提供された抜粋
------------------------------
社員を褒め、失敗から学べるようサポートすることは重要とは言っても、質の低い、無責任なパフォーマンスを許容するということではない。ポジティブなフィードバックは、高い基準と組み合わせる必要がある。優れたリーダーは、社員に、能力を試し、成長し、ベストを尽くす機会を与える。
コミュニケーション能力
偉大な企業はコミュニケーションを糧に成長する。
有能なリーダーは、組織の上下左右、ときには集団、個人、あるいは全社に、書面や口頭で、公式あるいは非公式に、メッセージを伝える。常に組織の中でコミュニケーションが行われている状態を産み出そうとする。ビジョンと戦略は、ただ策定するだけでは不十分で、伝えなければ意味がない。
効果的なコミュニケーションに、巧みな弁舌や表現豊かな文章力が必要なわけではない。ただ口に出せばいい。何度も何度も、語る、書く、図にして、また語る。
アナロジーとイメージを活用する。
会社が何を成し遂げようとしているかを鮮やかなイメージで伝える。ビジョンの実現に向けて着実な歩みを進めているのか、具体例を使って説明する。組織の価値観や精神を体現するエピソードを語る。比喩、たとえ話、象徴を使った生き生きとした描写は、強力なコミュニケーションツールとなる。文字にこだわるのはやめる。絵にしよう。物語を語ろう。たとえ話は必ずしも厳密でなくてもいい。鮮やかに描写しよう。たとえ話が論理的に正確か否かを気にする必要はない。重要なのは効果的に伝えることであり、論理的な正確さではない。無機質なコミュニケーションに人間味を加える。
(1) 自分自身をさらけ出す。
臆することなく自分の経験や観察したことを語る。自分自身について、あるいは自分の経験や世界に対する独特のモノの見方を語ると、たとえ個人的につながりのない相手であっても、聞き手との間に親しみが生まれる。
(2) 率直に、自分らしく、気取らない形で伝える。
------------------------------
提供資料
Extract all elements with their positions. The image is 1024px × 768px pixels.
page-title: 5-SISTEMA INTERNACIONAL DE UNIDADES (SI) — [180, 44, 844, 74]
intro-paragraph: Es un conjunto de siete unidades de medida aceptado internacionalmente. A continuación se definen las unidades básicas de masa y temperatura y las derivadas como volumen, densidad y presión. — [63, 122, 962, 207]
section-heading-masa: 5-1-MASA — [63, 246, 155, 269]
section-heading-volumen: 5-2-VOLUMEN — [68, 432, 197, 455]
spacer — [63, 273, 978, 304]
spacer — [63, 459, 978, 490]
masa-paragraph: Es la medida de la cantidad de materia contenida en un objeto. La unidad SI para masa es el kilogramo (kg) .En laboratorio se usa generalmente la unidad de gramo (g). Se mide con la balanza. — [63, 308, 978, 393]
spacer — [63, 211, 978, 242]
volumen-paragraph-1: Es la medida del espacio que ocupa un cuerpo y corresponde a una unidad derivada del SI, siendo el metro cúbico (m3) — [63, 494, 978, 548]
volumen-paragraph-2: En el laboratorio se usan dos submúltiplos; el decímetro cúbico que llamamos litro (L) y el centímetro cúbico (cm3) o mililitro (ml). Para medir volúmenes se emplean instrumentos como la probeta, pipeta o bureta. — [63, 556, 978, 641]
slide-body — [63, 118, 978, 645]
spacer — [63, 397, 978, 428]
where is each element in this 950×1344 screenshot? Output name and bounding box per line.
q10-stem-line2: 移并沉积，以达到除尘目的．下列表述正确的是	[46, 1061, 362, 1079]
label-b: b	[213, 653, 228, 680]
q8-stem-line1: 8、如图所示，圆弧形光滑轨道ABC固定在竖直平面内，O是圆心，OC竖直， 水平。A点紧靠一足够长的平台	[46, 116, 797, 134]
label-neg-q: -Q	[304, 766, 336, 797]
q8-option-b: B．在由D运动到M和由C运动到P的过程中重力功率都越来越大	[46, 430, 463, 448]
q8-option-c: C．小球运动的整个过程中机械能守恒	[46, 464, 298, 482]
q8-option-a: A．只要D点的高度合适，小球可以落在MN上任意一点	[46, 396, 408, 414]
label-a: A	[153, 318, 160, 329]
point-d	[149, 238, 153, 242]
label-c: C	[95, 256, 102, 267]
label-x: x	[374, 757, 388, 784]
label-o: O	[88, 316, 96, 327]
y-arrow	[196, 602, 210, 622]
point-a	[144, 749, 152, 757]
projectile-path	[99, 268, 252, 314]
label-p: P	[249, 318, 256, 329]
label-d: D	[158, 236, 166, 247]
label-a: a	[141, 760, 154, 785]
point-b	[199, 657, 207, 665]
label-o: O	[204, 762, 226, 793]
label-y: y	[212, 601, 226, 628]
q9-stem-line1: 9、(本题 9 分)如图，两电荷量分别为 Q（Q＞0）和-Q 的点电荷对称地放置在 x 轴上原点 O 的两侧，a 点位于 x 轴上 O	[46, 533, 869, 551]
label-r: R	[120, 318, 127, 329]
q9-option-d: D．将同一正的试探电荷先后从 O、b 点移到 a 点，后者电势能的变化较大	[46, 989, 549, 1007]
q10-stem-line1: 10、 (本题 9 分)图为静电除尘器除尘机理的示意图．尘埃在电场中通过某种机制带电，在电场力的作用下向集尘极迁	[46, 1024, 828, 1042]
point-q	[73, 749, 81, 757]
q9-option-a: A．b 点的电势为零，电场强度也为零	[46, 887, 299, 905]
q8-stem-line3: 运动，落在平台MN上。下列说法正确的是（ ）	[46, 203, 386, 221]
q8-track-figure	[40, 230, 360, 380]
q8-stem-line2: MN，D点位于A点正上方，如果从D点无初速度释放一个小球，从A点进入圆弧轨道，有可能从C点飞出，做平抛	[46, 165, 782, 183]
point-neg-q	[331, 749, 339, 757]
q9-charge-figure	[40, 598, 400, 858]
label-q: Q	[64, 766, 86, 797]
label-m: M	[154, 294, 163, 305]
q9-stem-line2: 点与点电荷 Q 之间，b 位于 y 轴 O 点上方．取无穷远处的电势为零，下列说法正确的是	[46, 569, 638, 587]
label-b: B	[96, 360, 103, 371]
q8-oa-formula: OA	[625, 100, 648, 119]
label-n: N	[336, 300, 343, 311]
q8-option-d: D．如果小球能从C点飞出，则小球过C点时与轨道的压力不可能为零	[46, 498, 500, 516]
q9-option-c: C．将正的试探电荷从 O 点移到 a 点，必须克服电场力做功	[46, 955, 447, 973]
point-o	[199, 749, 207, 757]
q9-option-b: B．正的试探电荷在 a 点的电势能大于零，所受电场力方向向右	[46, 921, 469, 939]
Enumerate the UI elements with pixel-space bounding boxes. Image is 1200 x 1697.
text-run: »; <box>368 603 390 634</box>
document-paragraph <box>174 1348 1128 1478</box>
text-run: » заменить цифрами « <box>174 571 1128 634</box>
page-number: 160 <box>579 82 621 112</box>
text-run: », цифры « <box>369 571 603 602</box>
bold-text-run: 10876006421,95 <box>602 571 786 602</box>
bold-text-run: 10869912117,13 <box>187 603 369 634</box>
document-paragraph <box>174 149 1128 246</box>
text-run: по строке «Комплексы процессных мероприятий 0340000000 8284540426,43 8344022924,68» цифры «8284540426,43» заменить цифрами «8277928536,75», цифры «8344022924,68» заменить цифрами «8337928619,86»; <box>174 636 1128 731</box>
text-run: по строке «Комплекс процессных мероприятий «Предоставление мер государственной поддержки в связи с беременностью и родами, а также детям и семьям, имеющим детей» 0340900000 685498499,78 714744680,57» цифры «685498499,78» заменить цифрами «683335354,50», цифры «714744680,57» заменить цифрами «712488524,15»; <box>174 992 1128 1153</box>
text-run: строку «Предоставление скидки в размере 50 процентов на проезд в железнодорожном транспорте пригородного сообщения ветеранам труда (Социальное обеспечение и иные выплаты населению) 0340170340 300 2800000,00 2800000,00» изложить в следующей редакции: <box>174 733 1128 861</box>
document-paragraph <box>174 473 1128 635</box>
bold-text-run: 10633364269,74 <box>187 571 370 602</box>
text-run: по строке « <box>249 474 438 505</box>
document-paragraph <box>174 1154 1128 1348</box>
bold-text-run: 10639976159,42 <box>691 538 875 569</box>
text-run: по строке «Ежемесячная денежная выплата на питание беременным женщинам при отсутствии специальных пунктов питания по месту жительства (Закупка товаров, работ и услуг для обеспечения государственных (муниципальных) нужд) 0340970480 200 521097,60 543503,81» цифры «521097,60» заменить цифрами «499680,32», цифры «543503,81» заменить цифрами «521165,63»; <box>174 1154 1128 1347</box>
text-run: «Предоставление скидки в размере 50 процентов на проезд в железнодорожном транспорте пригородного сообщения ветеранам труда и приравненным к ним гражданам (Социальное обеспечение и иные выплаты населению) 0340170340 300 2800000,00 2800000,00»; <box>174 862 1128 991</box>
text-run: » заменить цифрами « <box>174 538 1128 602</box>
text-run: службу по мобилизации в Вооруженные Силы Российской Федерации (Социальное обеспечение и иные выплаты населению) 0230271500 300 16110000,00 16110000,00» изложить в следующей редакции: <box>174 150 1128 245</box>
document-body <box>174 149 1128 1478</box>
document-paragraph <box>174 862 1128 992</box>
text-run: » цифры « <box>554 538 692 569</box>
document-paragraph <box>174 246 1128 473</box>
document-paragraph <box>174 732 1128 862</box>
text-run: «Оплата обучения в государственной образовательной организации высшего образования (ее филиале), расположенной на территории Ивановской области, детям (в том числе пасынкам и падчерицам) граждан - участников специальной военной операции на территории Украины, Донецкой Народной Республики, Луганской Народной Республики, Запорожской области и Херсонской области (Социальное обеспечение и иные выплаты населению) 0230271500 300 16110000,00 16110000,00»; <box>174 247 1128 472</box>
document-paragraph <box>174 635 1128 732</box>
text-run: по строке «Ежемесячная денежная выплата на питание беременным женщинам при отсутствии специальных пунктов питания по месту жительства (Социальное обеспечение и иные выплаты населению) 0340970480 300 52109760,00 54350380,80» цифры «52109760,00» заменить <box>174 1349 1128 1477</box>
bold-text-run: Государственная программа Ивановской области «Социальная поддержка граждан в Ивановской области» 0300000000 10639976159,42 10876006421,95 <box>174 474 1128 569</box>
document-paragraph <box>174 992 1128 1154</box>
------------------------------
以下の課題
• A. 抜粋について、次の問いに答えよ。
(i) 偉大な企業は何を糧に成長するとされているか。
(ii) ポジティブなフィードバックは何と組み合わせる必要があるか。
(iii) 効果的に伝えることと比べて、重要ではないとされているのは何か。
• B. 抜粋を二文で要約せよ。
• C. 抜粋の「有能なリーダーは、組織の上下」から「(2) 率直に、自分らしく、気取らない形で伝える。」までを、「ビジョン」を「将来像」に言い換えて書き直せ。
項目は抜粋とは別の資料である。

解答例
• A.
(i) コミュニケーション
(ii) 高い基準
(iii) 論理的な正確さ

• B. 優れたリーダーは、ポジティブなフィードバックを高い基準と組み合わせ、社員に能力を試し成長する機会を与える。また、組織の中で常にコミュニケーションが行われる状態をつくり、アナロジーやイメージを使い、自分自身の経験や見方を語ることで、ビジョンや戦略を効果的に伝える。

• C.
有能なリーダーは、組織の上下左右、ときには集団、個人、あるいは全社に、書面や口頭で、公式あるいは非公式に、メッセージを伝える。常に組織の中でコミュニケーションが行われている状態を産み出そうとする。将来像と戦略は、ただ策定するだけでは不十分で、伝えなければ意味がない。
効果的なコミュニケーションに、巧みな弁舌や表現豊かな文章力が必要なわけではない。ただ口に出せばいい。何度も何度も、語る、書く、図にして、また語る。
アナロジーとイメージを活用する。
会社が何を成し遂げようとしているかを鮮やかなイメージで伝える。将来像の実現に向けて着実な歩みを進めているのか、具体例を使って説明する。組織の価値観や精神を体現するエピソードを語る。比喩、たとえ話、象徴を使った生き生きとした描写は、強力なコミュニケーションツールとなる。文字にこだわるのはやめる。絵にしよう。物語を語ろう。たとえ話は必ずしも厳密でなくてもいい。鮮やかに描写しよう。たとえ話が論理的に正確か否かを気にする必要はない。重要なのは効果的に伝えることであり、論理的な正確さではない。無機質なコミュニケーションに人間味を加える。
(1) 自分自身をさらけ出す。
臆することなく自分の経験や観察したことを語る。自分自身について、あるいは自分の経験や世界に対する独特のモノの見方を語ると、たとえ個人的につながりのない相手であっても、聞き手との間に親しみが生まれる。
(2) 率直に、自分らしく、気取らない形で伝える。